Stored data:
⁂

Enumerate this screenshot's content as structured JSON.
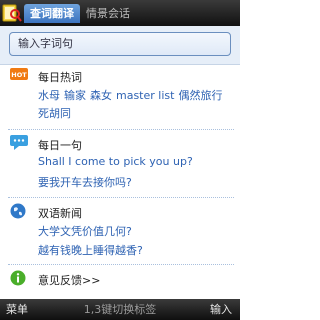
{
  "tabs": [
    {
      "label": "查词翻译",
      "active": true
    },
    {
      "label": "情景会话",
      "active": false
    }
  ],
  "search": {
    "placeholder": "输入字词句"
  },
  "sections": {
    "hot_words": {
      "icon": "hot-icon",
      "badge": "HOT",
      "title": "每日热词",
      "words": [
        "水母",
        "输家",
        "森女",
        "master list",
        "偶然旅行",
        "死胡同"
      ]
    },
    "daily_sentence": {
      "icon": "chat-bubble-icon",
      "title": "每日一句",
      "en": "Shall I come to pick you up?",
      "zh": "要我开车去接你吗?"
    },
    "bilingual_news": {
      "icon": "globe-icon",
      "title": "双语新闻",
      "items": [
        "大学文凭价值几何?",
        "越有钱晚上睡得越香?"
      ]
    },
    "feedback": {
      "icon": "info-icon",
      "label": "意见反馈>>"
    }
  },
  "bottom_bar": {
    "left": "菜单",
    "center": "1,3键切换标签",
    "right": "输入"
  },
  "colors": {
    "accent": "#3b73bf",
    "link": "#2f63b3",
    "bar": "#111111"
  }
}
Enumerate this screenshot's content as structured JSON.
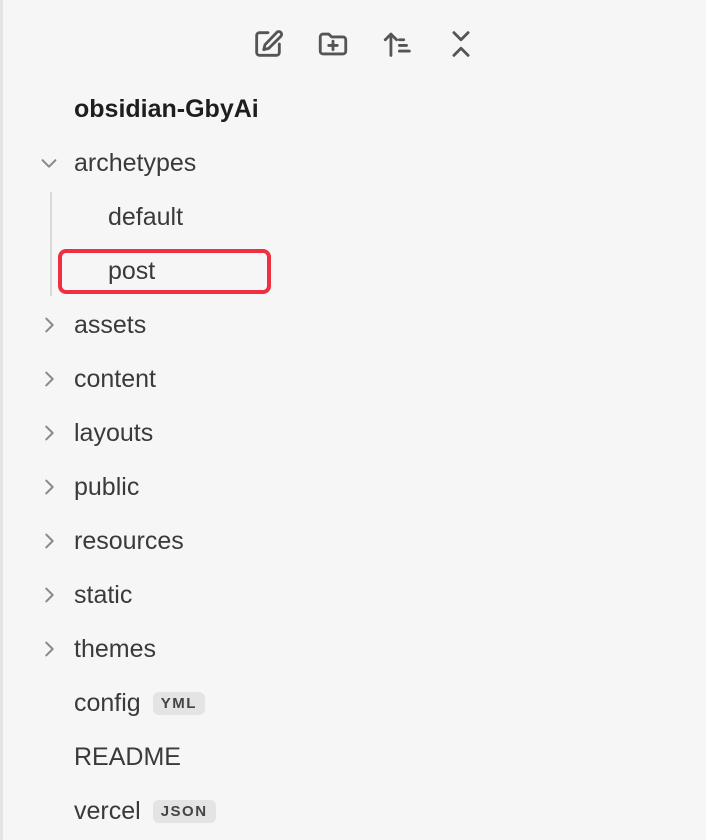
{
  "toolbar": {
    "buttons": [
      {
        "name": "new-note",
        "icon": "edit-icon"
      },
      {
        "name": "new-folder",
        "icon": "folder-plus-icon"
      },
      {
        "name": "sort",
        "icon": "sort-icon"
      },
      {
        "name": "collapse-all",
        "icon": "collapse-icon"
      }
    ]
  },
  "vault": {
    "name": "obsidian-GbyAi"
  },
  "tree": {
    "archetypes": {
      "label": "archetypes",
      "expanded": true,
      "children": [
        {
          "label": "default"
        },
        {
          "label": "post",
          "highlighted": true
        }
      ]
    },
    "folders": [
      {
        "label": "assets"
      },
      {
        "label": "content"
      },
      {
        "label": "layouts"
      },
      {
        "label": "public"
      },
      {
        "label": "resources"
      },
      {
        "label": "static"
      },
      {
        "label": "themes"
      }
    ],
    "files": [
      {
        "label": "config",
        "badge": "YML"
      },
      {
        "label": "README",
        "badge": ""
      },
      {
        "label": "vercel",
        "badge": "JSON"
      }
    ]
  },
  "colors": {
    "background": "#f6f6f6",
    "highlight_border": "#ee3040",
    "badge_bg": "#e4e4e4"
  }
}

⁂

■ **What is being asked**: Show every line from the entries above in which "collapse" appears.

■ **Written response**:
        "name": "collapse-all",
        "icon": "collapse-icon"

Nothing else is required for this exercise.